● ENTRIES SUPPLIED
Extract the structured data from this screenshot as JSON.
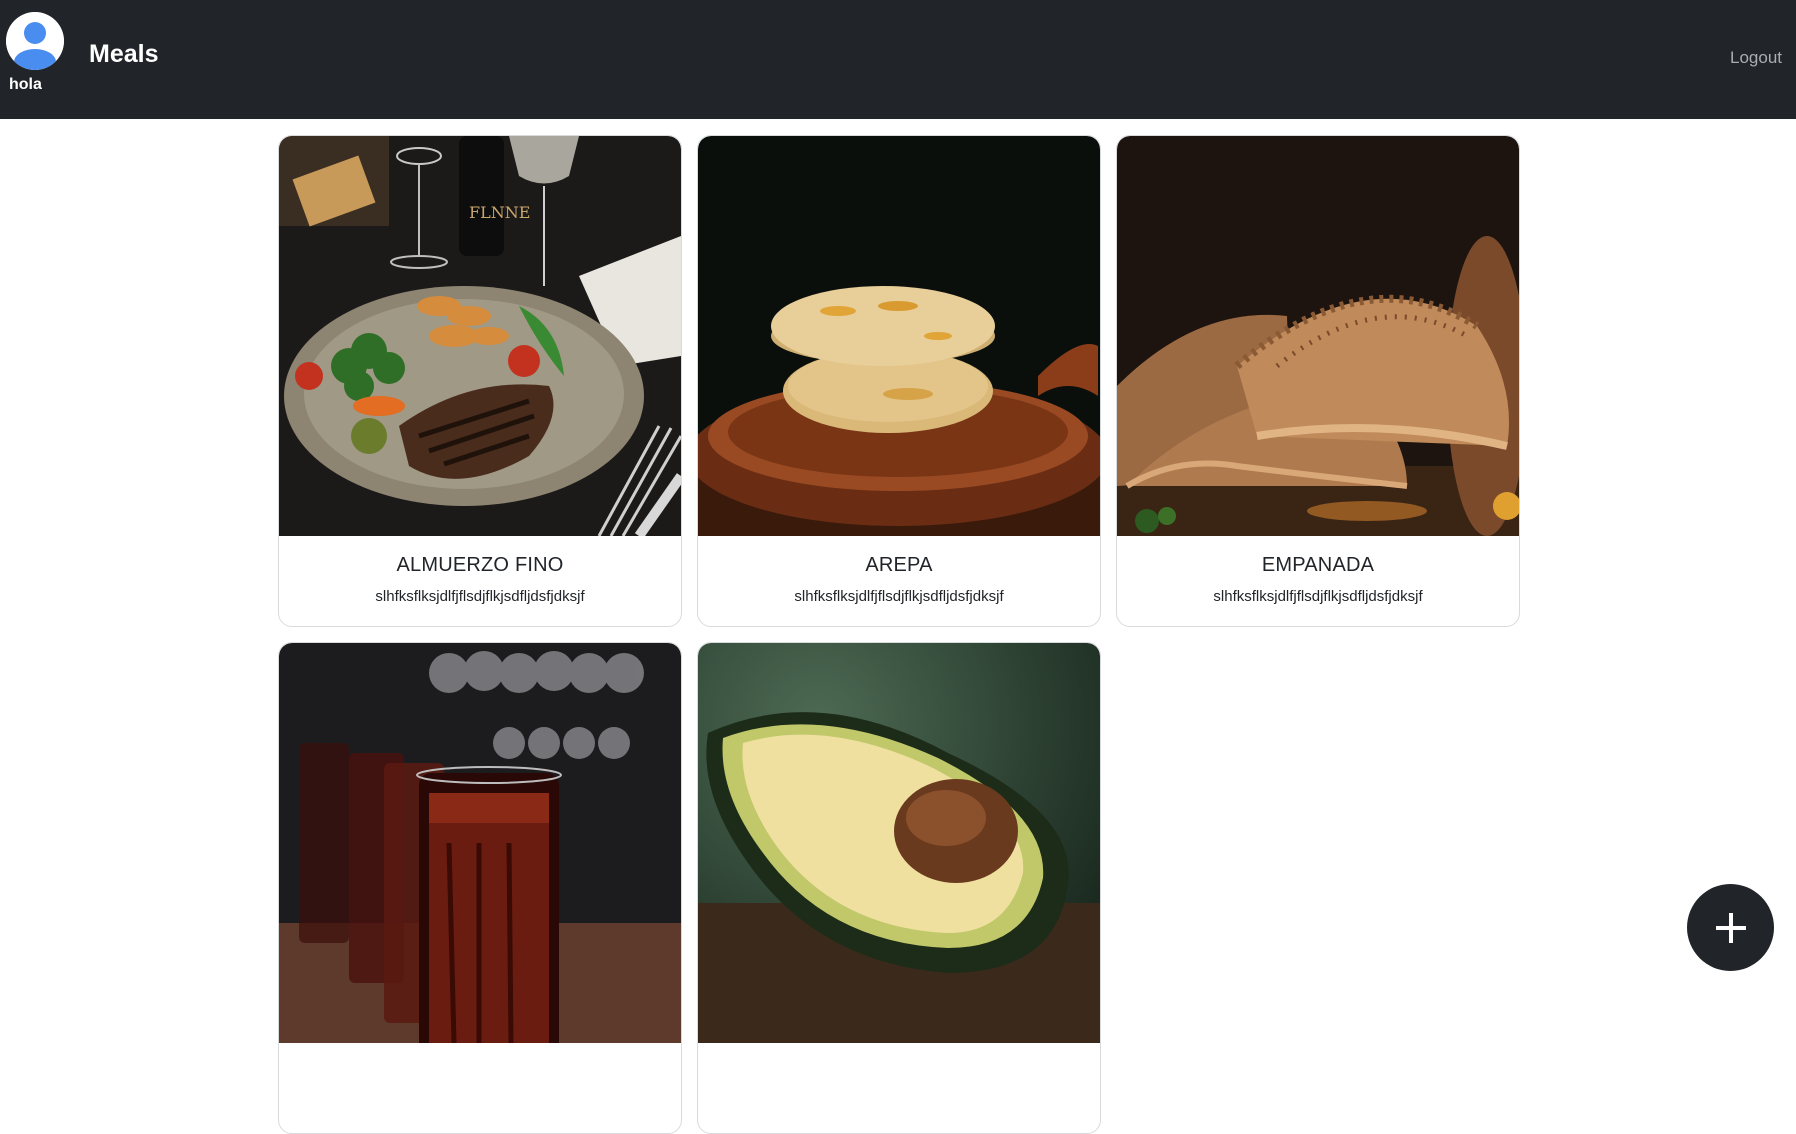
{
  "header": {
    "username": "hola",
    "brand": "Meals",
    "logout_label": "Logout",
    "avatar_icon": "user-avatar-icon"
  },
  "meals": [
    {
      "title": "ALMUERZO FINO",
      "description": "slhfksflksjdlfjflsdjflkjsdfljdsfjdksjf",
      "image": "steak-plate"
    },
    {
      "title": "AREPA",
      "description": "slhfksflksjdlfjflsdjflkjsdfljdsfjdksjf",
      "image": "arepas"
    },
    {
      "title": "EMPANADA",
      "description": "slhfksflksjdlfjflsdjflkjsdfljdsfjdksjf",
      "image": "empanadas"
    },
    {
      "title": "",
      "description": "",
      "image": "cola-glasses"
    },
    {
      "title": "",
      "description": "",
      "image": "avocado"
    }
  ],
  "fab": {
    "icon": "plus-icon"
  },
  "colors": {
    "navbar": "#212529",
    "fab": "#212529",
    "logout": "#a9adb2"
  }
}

...

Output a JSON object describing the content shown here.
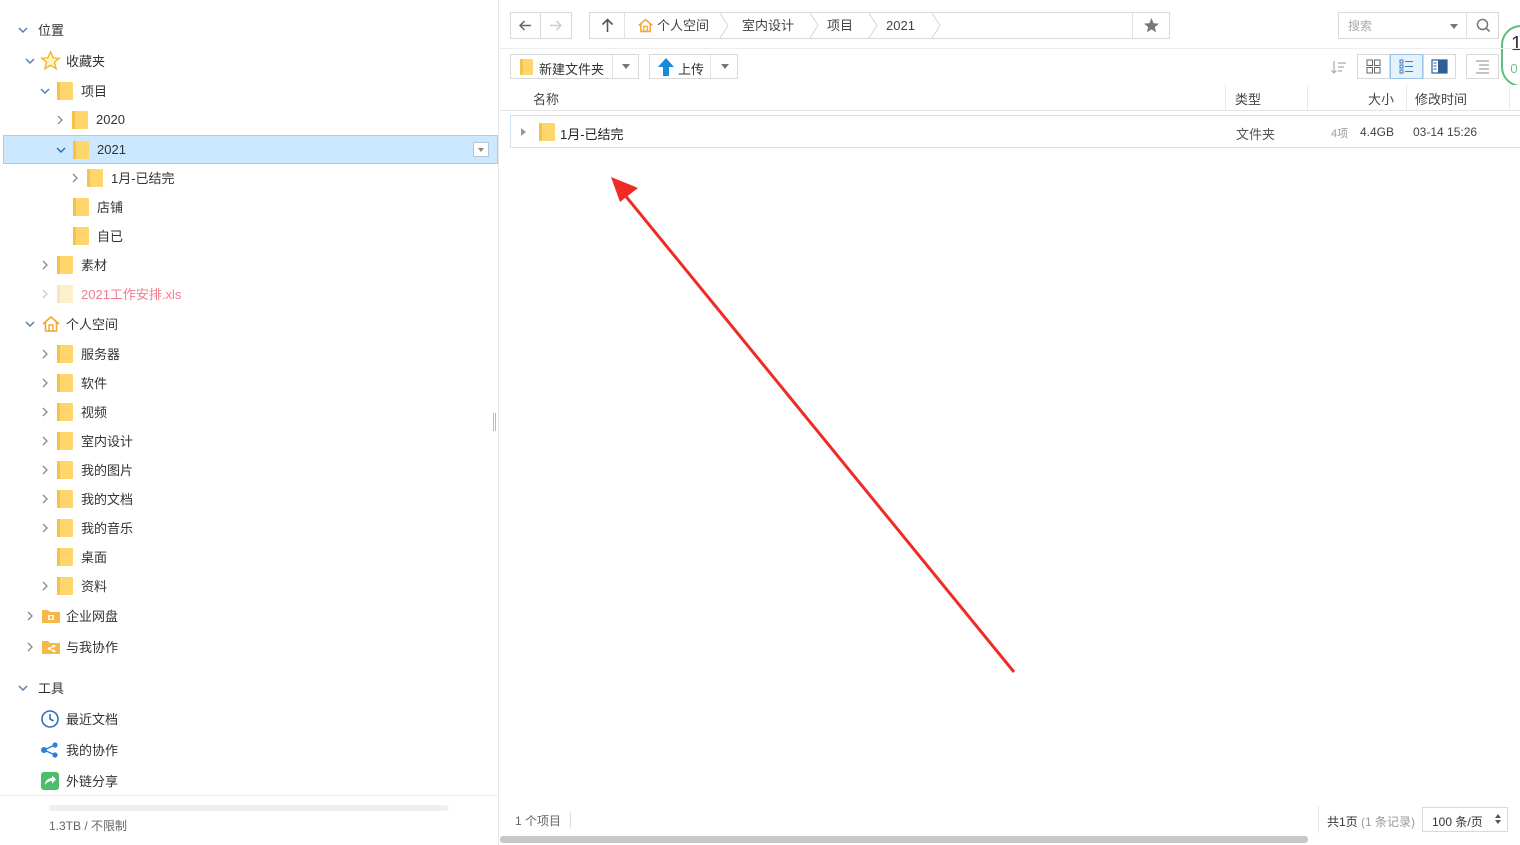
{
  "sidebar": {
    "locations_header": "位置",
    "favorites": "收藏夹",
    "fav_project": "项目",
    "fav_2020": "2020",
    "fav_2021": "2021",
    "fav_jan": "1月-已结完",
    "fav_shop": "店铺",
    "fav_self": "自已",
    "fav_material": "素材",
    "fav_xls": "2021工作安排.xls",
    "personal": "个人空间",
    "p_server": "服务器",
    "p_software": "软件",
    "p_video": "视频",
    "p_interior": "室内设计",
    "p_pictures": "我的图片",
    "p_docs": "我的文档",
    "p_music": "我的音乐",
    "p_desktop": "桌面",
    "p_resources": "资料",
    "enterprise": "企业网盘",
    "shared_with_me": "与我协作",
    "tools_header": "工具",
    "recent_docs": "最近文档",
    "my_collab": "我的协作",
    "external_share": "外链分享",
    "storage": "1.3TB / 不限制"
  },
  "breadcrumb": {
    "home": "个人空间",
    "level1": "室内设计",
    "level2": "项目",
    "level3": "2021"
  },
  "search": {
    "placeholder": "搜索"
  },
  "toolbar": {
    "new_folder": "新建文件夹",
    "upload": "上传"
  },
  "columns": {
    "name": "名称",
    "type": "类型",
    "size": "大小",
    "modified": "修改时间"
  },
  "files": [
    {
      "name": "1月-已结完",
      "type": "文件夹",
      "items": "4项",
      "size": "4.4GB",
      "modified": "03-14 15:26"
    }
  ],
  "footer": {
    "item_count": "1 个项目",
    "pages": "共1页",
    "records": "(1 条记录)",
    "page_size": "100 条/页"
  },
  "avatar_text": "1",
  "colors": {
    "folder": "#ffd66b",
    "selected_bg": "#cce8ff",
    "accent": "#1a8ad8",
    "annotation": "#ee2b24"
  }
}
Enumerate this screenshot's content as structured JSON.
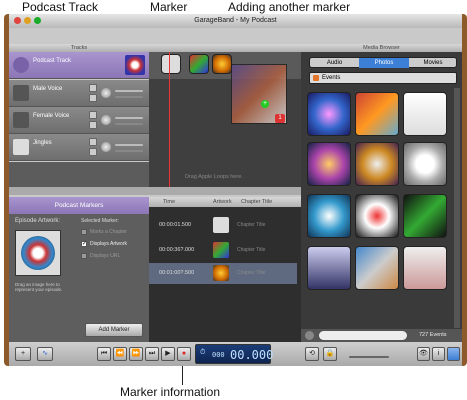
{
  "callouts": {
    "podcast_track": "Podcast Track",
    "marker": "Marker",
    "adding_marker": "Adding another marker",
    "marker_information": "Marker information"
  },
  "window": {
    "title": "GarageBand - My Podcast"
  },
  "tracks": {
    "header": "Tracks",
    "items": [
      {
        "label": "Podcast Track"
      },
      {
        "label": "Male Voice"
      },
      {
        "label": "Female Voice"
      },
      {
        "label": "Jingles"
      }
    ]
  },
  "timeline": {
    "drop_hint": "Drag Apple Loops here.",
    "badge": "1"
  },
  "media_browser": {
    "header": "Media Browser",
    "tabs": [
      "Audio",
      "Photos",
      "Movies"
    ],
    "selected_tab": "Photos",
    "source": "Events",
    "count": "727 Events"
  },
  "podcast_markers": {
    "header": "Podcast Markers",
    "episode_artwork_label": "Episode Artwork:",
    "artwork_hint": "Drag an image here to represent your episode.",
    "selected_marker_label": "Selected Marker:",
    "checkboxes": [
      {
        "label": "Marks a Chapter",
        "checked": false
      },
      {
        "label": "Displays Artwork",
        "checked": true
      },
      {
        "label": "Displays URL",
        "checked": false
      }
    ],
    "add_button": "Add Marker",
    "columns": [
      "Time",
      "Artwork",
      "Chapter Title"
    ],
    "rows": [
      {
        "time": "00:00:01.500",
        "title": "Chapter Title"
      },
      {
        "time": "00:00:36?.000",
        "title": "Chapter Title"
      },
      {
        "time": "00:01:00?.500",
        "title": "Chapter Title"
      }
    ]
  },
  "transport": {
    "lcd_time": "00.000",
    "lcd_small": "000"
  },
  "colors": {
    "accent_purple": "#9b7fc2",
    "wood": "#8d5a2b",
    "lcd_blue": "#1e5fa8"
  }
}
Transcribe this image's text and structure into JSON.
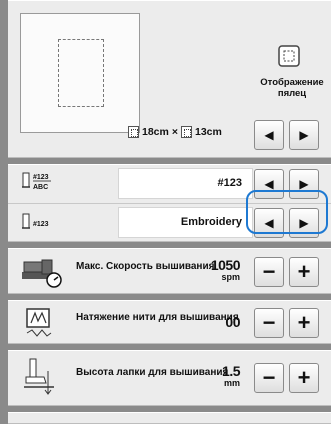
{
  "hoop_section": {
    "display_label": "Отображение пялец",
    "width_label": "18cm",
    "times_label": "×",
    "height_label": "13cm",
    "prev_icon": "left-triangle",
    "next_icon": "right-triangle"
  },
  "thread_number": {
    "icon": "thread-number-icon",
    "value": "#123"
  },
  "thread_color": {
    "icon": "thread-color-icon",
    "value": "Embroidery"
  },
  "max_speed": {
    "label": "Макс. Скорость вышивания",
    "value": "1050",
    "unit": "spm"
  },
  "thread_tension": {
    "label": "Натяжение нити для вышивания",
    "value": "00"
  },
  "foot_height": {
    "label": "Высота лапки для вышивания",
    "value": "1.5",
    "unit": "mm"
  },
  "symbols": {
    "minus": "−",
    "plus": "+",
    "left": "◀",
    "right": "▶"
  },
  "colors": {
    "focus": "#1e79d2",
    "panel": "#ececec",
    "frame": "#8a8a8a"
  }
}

● OBJECTIVE
Scan the data for the word "Drag" and copy every line where it shows up.

● SOLUTION TO THE PROBLEM
    "drop_hint": "Drag Apple Loops here.",
    "artwork_hint": "Drag an image here to represent your episode.",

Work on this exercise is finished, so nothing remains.